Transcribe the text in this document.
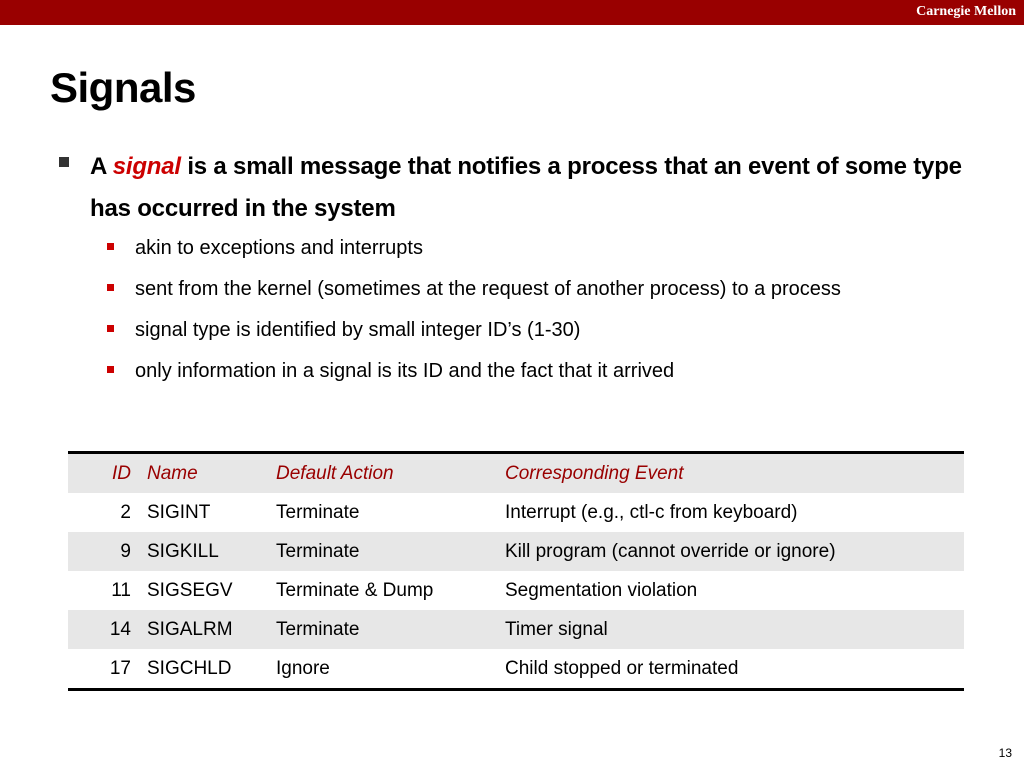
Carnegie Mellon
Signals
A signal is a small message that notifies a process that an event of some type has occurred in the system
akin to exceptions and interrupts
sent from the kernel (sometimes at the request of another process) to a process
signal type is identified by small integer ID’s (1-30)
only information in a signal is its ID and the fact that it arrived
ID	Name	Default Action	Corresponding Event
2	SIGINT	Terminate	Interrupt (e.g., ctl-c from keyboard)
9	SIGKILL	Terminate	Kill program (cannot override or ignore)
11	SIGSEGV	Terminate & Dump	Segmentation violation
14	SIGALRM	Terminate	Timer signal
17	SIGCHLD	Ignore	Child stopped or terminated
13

--

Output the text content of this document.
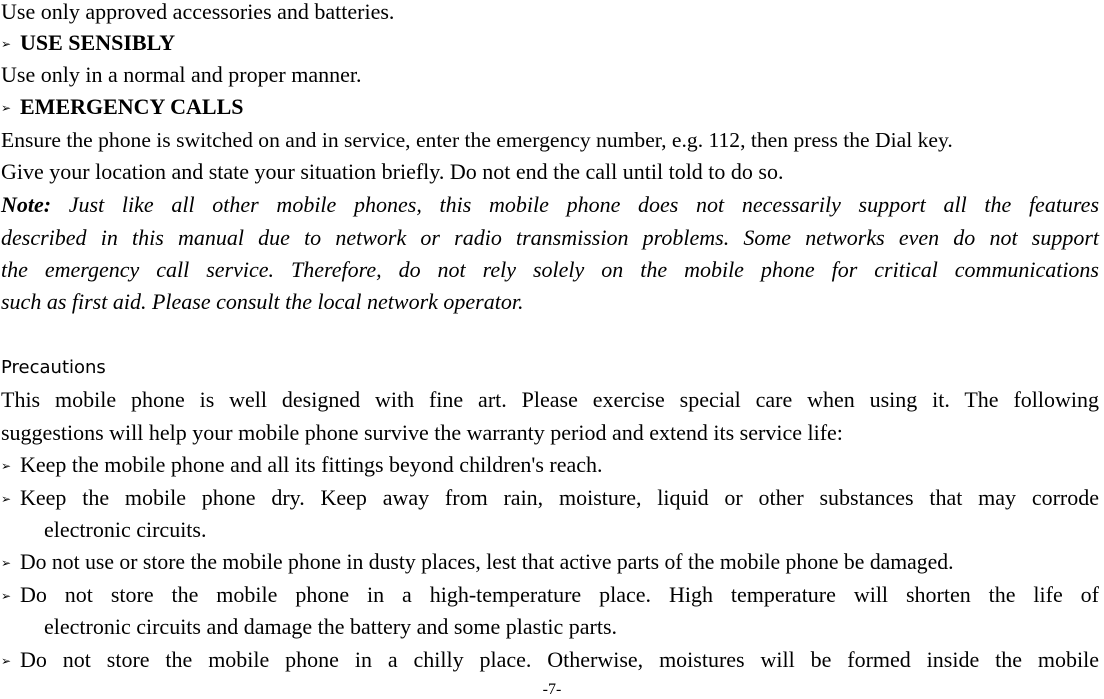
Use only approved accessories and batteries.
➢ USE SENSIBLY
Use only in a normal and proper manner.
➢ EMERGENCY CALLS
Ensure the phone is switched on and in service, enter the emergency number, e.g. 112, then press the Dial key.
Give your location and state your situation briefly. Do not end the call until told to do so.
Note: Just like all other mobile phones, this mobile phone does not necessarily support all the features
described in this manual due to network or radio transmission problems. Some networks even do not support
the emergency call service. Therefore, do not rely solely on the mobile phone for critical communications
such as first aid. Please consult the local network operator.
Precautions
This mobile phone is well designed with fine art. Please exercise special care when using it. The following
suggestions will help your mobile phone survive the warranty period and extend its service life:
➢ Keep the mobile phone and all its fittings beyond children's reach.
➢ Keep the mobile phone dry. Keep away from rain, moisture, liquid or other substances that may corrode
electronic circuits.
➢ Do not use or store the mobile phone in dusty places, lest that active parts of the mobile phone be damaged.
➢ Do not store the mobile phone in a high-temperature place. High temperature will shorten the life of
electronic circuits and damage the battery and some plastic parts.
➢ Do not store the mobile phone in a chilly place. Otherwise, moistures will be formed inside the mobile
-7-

# [TASK REQUIREMENTS]
Copy out every line from the records that has the word "document".

# [RESULT OF THIS TASK]
Transcribe the text in this document.
Output the text content of this document.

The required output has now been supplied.